= What the task asks =
Gather, from the listing beneath this task, every line holding the string "Vols".

::::

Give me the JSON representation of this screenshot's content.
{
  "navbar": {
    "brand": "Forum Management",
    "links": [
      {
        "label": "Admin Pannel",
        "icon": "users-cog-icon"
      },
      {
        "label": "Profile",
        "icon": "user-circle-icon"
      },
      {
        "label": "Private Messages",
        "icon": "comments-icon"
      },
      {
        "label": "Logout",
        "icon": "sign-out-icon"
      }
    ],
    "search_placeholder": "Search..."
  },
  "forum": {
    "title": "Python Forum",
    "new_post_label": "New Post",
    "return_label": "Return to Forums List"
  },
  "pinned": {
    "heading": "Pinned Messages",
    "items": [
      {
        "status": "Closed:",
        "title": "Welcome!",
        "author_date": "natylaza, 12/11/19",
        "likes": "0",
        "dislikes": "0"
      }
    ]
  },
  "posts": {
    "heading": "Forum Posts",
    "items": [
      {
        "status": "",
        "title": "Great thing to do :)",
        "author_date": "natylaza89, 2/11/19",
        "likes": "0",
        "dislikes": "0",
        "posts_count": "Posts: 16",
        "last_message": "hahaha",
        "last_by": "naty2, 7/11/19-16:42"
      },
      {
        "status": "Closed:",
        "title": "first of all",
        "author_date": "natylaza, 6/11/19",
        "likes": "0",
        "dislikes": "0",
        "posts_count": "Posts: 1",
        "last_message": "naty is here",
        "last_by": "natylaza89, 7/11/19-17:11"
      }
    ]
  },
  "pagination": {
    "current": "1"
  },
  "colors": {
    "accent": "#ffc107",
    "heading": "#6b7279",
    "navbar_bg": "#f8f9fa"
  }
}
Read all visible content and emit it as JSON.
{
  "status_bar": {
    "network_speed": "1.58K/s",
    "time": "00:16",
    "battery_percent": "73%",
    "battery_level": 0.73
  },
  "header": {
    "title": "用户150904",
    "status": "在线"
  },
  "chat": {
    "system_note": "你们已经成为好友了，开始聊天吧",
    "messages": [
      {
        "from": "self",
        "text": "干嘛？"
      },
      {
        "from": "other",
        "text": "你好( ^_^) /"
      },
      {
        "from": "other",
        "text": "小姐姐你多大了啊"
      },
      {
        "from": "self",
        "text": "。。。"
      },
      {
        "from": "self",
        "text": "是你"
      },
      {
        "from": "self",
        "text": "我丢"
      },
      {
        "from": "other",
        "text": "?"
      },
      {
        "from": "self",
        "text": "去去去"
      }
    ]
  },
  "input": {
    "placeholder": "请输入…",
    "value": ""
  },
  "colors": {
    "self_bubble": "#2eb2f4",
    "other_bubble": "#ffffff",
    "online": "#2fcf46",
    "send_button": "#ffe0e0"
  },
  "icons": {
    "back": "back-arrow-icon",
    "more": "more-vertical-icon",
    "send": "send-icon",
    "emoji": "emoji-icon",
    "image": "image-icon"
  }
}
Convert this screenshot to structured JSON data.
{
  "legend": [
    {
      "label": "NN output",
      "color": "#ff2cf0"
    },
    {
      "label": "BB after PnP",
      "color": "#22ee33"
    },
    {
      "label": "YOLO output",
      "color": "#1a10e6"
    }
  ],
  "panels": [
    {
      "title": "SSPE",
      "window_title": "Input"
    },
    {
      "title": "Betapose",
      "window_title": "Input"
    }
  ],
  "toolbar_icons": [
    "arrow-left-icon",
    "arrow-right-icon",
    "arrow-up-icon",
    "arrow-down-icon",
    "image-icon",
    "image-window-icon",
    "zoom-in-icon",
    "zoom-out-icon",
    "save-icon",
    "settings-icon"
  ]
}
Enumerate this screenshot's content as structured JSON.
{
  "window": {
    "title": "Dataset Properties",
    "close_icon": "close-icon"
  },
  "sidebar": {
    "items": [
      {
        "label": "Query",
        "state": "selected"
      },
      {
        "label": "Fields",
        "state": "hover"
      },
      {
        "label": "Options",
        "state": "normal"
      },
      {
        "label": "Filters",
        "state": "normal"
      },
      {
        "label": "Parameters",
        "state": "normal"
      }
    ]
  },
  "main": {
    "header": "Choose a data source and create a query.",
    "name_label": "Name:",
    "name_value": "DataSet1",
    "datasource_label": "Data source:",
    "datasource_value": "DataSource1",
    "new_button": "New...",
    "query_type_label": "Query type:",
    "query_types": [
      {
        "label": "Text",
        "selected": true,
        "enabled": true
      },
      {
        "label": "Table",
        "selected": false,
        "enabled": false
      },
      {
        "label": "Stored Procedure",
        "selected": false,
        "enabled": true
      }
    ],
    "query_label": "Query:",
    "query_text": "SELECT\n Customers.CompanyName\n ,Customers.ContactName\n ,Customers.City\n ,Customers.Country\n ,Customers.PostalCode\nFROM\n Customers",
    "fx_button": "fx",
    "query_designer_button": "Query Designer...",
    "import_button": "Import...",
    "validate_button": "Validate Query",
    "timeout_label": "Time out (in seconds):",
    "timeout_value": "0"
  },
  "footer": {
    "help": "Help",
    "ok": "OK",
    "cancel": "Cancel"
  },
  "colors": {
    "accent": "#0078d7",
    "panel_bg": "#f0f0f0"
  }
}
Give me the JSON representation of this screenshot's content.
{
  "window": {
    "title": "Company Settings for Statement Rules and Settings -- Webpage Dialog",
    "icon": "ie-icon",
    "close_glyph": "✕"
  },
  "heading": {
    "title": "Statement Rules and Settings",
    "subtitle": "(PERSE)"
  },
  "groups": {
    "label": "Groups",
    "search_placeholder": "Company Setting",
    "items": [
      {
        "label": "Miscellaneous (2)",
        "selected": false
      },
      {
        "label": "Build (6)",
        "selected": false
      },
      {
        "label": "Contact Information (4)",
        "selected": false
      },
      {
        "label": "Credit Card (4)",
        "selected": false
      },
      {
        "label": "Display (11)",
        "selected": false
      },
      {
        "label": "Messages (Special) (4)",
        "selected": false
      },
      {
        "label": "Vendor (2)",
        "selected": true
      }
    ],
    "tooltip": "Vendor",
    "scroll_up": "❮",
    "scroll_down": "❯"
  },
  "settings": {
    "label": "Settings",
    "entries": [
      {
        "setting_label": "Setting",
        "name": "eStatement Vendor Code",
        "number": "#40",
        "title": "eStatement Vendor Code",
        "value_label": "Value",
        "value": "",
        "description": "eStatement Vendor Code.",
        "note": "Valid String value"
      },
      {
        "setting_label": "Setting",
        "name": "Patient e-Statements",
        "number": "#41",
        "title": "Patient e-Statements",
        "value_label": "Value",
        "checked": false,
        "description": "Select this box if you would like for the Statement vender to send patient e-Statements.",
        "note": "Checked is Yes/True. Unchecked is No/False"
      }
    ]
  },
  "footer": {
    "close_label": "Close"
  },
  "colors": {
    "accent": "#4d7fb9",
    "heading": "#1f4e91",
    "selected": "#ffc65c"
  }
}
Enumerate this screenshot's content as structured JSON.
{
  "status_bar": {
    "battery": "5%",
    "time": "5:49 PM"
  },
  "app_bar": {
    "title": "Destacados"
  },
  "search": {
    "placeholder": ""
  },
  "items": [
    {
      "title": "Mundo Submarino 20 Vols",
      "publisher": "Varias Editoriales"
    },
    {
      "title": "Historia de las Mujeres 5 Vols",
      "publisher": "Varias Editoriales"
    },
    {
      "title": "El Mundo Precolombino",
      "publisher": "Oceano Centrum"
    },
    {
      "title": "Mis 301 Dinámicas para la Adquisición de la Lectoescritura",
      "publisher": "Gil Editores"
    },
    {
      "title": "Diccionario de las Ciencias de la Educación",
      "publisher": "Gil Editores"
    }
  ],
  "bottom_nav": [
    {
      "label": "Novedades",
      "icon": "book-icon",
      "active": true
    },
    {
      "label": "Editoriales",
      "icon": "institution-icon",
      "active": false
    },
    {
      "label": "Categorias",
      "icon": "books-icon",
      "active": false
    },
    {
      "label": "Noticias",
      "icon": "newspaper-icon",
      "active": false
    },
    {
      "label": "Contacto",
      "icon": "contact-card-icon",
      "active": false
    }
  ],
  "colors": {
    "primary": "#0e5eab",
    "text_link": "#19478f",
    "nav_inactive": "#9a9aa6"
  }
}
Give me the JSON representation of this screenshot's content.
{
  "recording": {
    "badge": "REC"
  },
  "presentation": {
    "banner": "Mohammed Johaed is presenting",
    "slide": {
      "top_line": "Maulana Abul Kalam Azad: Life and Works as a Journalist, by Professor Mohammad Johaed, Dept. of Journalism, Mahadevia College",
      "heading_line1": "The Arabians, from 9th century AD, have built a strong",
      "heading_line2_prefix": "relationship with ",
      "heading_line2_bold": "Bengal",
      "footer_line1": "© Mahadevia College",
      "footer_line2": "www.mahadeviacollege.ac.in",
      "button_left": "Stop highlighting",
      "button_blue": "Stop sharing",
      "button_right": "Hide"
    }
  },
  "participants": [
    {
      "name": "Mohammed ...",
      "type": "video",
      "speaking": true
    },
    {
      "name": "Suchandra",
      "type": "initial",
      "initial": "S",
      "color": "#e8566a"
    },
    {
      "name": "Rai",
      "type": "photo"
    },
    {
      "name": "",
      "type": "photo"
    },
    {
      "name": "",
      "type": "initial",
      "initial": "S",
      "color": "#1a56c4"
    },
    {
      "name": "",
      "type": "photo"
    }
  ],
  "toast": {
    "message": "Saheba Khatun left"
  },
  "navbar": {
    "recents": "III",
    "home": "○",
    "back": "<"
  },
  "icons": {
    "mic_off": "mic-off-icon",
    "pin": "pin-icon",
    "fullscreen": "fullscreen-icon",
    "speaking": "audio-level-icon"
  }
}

::::

= Problem solution =
      "title": "Mundo Submarino 20 Vols",
      "title": "Historia de las Mujeres 5 Vols",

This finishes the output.